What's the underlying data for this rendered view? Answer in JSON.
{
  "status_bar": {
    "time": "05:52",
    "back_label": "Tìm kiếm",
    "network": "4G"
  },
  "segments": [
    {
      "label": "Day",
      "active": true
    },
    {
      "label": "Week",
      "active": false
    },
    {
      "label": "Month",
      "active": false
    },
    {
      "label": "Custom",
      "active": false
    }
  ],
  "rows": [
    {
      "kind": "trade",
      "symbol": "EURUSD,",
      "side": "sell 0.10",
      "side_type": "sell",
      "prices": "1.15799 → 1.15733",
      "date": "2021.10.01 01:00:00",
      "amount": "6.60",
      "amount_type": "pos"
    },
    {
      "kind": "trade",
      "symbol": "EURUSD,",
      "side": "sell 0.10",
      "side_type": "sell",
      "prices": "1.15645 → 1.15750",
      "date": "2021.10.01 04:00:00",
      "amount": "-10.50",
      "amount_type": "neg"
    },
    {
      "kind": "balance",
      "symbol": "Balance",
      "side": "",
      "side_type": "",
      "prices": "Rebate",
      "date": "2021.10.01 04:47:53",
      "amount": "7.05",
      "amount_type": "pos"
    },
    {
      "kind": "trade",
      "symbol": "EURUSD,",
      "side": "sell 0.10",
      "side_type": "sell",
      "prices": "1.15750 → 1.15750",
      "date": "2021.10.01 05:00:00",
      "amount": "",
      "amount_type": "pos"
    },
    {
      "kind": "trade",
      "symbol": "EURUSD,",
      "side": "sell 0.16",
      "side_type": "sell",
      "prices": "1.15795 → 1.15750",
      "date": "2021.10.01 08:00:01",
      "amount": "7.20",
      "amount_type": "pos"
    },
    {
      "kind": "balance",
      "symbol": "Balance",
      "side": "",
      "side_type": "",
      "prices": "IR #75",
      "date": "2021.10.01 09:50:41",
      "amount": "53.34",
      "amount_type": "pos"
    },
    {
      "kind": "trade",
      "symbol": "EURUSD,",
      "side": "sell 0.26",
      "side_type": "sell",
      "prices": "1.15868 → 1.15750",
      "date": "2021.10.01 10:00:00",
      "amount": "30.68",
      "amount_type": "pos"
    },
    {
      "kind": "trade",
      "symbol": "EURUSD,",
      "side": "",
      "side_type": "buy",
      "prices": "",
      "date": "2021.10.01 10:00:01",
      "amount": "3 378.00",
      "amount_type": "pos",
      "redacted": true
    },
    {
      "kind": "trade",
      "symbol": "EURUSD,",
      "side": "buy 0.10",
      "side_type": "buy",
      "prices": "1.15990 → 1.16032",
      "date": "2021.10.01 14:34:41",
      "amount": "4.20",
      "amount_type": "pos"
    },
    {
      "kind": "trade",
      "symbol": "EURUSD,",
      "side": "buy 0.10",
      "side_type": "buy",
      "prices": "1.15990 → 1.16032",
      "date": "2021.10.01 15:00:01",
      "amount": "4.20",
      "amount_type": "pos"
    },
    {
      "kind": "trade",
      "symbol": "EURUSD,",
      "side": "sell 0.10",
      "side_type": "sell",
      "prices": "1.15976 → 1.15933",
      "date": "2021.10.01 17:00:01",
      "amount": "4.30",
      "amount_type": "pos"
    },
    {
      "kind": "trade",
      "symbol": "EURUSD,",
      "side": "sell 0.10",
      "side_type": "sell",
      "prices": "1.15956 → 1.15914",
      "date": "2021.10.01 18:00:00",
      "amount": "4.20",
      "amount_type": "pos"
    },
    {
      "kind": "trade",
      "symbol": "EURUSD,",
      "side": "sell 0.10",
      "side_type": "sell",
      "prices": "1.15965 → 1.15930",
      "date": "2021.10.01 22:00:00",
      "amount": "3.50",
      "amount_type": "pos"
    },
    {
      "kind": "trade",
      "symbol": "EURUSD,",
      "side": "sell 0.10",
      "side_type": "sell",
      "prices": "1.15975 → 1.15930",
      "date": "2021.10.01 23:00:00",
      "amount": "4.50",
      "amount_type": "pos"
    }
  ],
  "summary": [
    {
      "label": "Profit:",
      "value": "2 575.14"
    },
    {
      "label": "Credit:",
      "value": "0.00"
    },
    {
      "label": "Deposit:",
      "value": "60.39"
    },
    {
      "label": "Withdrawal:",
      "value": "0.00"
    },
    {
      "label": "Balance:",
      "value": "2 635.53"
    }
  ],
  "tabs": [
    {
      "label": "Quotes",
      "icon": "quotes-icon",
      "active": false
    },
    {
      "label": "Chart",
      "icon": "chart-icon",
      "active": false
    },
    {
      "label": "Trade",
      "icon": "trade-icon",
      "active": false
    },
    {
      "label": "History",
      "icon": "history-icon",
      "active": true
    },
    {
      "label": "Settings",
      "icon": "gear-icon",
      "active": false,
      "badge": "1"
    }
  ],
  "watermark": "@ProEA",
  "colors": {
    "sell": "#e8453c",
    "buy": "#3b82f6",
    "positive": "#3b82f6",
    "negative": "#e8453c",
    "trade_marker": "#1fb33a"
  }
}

SET TASK:
Your task is to repeat each line of the material exactly.

ANSWER TO THE TASK:
What's the underlying data for this rendered view? Answer in JSON.
{
  "status_bar": {
    "time": "05:52",
    "back_label": "Tìm kiếm",
    "network": "4G"
  },
  "segments": [
    {
      "label": "Day",
      "active": true
    },
    {
      "label": "Week",
      "active": false
    },
    {
      "label": "Month",
      "active": false
    },
    {
      "label": "Custom",
      "active": false
    }
  ],
  "rows": [
    {
      "kind": "trade",
      "symbol": "EURUSD,",
      "side": "sell 0.10",
      "side_type": "sell",
      "prices": "1.15799 → 1.15733",
      "date": "2021.10.01 01:00:00",
      "amount": "6.60",
      "amount_type": "pos"
    },
    {
      "kind": "trade",
      "symbol": "EURUSD,",
      "side": "sell 0.10",
      "side_type": "sell",
      "prices": "1.15645 → 1.15750",
      "date": "2021.10.01 04:00:00",
      "amount": "-10.50",
      "amount_type": "neg"
    },
    {
      "kind": "balance",
      "symbol": "Balance",
      "side": "",
      "side_type": "",
      "prices": "Rebate",
      "date": "2021.10.01 04:47:53",
      "amount": "7.05",
      "amount_type": "pos"
    },
    {
      "kind": "trade",
      "symbol": "EURUSD,",
      "side": "sell 0.10",
      "side_type": "sell",
      "prices": "1.15750 → 1.15750",
      "date": "2021.10.01 05:00:00",
      "amount": "",
      "amount_type": "pos"
    },
    {
      "kind": "trade",
      "symbol": "EURUSD,",
      "side": "sell 0.16",
      "side_type": "sell",
      "prices": "1.15795 → 1.15750",
      "date": "2021.10.01 08:00:01",
      "amount": "7.20",
      "amount_type": "pos"
    },
    {
      "kind": "balance",
      "symbol": "Balance",
      "side": "",
      "side_type": "",
      "prices": "IR #75",
      "date": "2021.10.01 09:50:41",
      "amount": "53.34",
      "amount_type": "pos"
    },
    {
      "kind": "trade",
      "symbol": "EURUSD,",
      "side": "sell 0.26",
      "side_type": "sell",
      "prices": "1.15868 → 1.15750",
      "date": "2021.10.01 10:00:00",
      "amount": "30.68",
      "amount_type": "pos"
    },
    {
      "kind": "trade",
      "symbol": "EURUSD,",
      "side": "",
      "side_type": "buy",
      "prices": "",
      "date": "2021.10.01 10:00:01",
      "amount": "3 378.00",
      "amount_type": "pos",
      "redacted": true
    },
    {
      "kind": "trade",
      "symbol": "EURUSD,",
      "side": "buy 0.10",
      "side_type": "buy",
      "prices": "1.15990 → 1.16032",
      "date": "2021.10.01 14:34:41",
      "amount": "4.20",
      "amount_type": "pos"
    },
    {
      "kind": "trade",
      "symbol": "EURUSD,",
      "side": "buy 0.10",
      "side_type": "buy",
      "prices": "1.15990 → 1.16032",
      "date": "2021.10.01 15:00:01",
      "amount": "4.20",
      "amount_type": "pos"
    },
    {
      "kind": "trade",
      "symbol": "EURUSD,",
      "side": "sell 0.10",
      "side_type": "sell",
      "prices": "1.15976 → 1.15933",
      "date": "2021.10.01 17:00:01",
      "amount": "4.30",
      "amount_type": "pos"
    },
    {
      "kind": "trade",
      "symbol": "EURUSD,",
      "side": "sell 0.10",
      "side_type": "sell",
      "prices": "1.15956 → 1.15914",
      "date": "2021.10.01 18:00:00",
      "amount": "4.20",
      "amount_type": "pos"
    },
    {
      "kind": "trade",
      "symbol": "EURUSD,",
      "side": "sell 0.10",
      "side_type": "sell",
      "prices": "1.15965 → 1.15930",
      "date": "2021.10.01 22:00:00",
      "amount": "3.50",
      "amount_type": "pos"
    },
    {
      "kind": "trade",
      "symbol": "EURUSD,",
      "side": "sell 0.10",
      "side_type": "sell",
      "prices": "1.15975 → 1.15930",
      "date": "2021.10.01 23:00:00",
      "amount": "4.50",
      "amount_type": "pos"
    }
  ],
  "summary": [
    {
      "label": "Profit:",
      "value": "2 575.14"
    },
    {
      "label": "Credit:",
      "value": "0.00"
    },
    {
      "label": "Deposit:",
      "value": "60.39"
    },
    {
      "label": "Withdrawal:",
      "value": "0.00"
    },
    {
      "label": "Balance:",
      "value": "2 635.53"
    }
  ],
  "tabs": [
    {
      "label": "Quotes",
      "icon": "quotes-icon",
      "active": false
    },
    {
      "label": "Chart",
      "icon": "chart-icon",
      "active": false
    },
    {
      "label": "Trade",
      "icon": "trade-icon",
      "active": false
    },
    {
      "label": "History",
      "icon": "history-icon",
      "active": true
    },
    {
      "label": "Settings",
      "icon": "gear-icon",
      "active": false,
      "badge": "1"
    }
  ],
  "watermark": "@ProEA",
  "colors": {
    "sell": "#e8453c",
    "buy": "#3b82f6",
    "positive": "#3b82f6",
    "negative": "#e8453c",
    "trade_marker": "#1fb33a"
  }
}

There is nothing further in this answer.